Stored data entries
# # # # #

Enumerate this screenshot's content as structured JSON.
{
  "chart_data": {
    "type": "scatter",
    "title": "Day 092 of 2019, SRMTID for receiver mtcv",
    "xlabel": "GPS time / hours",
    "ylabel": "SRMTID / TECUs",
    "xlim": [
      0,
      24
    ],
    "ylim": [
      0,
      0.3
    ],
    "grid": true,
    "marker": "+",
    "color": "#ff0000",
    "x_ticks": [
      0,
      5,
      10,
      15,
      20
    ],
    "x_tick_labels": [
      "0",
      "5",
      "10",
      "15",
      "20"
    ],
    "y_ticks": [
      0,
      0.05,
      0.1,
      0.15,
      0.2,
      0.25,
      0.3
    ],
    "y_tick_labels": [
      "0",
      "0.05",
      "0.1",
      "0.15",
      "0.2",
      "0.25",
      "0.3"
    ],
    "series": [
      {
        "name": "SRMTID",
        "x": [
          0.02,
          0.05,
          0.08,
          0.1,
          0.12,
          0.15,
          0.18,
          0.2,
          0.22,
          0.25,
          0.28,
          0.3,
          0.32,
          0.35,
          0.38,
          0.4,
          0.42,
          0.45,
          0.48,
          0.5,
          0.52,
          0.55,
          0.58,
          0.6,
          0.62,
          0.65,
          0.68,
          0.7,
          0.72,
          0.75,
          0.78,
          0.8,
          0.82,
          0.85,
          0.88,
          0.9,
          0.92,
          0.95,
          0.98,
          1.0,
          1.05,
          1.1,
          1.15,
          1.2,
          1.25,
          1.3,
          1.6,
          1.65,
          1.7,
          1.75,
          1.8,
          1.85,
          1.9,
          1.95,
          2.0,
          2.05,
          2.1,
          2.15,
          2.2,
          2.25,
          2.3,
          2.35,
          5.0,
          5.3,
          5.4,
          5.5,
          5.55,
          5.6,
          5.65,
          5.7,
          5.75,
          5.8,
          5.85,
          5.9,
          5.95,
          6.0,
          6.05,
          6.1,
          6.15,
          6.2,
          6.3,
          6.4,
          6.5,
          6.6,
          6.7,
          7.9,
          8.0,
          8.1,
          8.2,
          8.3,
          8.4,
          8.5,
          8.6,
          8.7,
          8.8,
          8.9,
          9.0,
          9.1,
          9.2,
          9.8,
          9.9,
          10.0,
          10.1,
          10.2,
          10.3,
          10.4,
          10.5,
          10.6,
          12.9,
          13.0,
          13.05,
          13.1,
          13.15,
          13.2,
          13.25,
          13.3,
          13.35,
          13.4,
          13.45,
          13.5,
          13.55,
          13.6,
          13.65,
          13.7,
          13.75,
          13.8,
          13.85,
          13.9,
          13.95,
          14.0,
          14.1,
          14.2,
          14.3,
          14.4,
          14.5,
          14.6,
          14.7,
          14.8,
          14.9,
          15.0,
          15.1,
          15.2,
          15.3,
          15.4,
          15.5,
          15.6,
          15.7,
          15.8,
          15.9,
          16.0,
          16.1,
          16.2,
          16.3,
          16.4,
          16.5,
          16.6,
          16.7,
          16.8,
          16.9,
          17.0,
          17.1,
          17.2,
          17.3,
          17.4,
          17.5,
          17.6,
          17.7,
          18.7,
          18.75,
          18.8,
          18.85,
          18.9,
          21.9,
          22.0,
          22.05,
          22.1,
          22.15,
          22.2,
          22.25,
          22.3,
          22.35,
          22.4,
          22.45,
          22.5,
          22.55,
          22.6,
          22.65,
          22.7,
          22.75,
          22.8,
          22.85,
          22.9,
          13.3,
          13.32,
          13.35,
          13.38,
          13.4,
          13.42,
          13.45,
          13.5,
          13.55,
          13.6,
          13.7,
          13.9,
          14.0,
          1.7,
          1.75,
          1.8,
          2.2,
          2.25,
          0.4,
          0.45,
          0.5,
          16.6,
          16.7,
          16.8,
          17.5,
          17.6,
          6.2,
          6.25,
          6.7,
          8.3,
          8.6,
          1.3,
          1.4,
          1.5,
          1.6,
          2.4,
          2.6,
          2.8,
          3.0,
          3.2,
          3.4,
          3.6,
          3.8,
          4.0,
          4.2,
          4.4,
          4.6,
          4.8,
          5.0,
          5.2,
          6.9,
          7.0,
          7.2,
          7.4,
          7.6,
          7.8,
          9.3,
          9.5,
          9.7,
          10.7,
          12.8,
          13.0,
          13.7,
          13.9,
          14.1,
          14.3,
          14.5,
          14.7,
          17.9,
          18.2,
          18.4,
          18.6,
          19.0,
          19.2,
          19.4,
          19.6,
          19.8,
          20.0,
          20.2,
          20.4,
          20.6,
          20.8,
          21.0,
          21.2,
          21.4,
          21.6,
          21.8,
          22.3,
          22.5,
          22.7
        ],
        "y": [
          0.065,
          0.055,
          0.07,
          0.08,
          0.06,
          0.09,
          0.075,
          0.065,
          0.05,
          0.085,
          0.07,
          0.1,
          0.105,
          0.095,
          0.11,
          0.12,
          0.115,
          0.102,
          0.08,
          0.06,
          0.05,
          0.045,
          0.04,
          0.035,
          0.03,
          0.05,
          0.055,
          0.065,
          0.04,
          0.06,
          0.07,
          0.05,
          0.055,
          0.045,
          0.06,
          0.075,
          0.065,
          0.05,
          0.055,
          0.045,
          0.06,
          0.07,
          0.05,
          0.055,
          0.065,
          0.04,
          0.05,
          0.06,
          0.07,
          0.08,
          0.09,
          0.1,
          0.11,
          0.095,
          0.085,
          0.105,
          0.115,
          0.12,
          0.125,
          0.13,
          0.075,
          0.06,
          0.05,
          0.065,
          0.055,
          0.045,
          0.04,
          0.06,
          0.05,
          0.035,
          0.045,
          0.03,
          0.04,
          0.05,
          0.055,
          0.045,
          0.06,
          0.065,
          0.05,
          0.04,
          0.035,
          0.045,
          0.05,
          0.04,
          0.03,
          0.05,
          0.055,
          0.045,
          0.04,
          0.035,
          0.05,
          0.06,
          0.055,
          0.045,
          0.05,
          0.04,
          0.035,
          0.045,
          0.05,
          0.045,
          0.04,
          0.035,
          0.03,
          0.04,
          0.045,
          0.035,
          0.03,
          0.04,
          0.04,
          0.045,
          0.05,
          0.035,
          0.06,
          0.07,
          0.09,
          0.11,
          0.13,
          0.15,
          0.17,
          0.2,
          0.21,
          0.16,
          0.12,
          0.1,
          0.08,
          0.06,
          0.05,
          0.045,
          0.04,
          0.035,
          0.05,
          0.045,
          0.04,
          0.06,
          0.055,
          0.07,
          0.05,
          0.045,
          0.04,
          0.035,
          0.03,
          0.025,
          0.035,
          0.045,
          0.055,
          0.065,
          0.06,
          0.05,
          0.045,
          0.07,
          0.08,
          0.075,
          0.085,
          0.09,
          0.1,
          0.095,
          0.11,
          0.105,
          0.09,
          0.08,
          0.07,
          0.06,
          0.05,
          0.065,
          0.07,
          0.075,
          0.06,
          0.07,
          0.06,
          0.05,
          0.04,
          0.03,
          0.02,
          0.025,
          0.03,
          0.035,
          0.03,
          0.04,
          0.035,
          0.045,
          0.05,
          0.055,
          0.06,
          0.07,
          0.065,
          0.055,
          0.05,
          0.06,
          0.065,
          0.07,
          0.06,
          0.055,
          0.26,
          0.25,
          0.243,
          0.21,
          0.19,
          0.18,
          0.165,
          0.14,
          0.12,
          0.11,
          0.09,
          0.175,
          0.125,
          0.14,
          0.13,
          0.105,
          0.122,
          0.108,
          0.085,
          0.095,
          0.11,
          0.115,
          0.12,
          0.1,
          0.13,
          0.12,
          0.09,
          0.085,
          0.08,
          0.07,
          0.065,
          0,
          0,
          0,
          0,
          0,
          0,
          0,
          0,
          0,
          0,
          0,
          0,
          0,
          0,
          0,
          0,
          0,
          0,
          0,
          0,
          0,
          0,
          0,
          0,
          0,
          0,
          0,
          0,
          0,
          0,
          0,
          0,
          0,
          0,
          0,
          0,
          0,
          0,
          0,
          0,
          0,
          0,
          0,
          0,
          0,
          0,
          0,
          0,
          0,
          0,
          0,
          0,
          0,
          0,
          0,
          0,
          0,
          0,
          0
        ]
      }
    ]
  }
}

# # # # #

*Your task*
Collect every line with the string "SRMTID" from the records, and copy each.

*Finished exercise*
    "title": "Day 092 of 2019, SRMTID for receiver mtcv",
    "ylabel": "SRMTID / TECUs",
        "name": "SRMTID",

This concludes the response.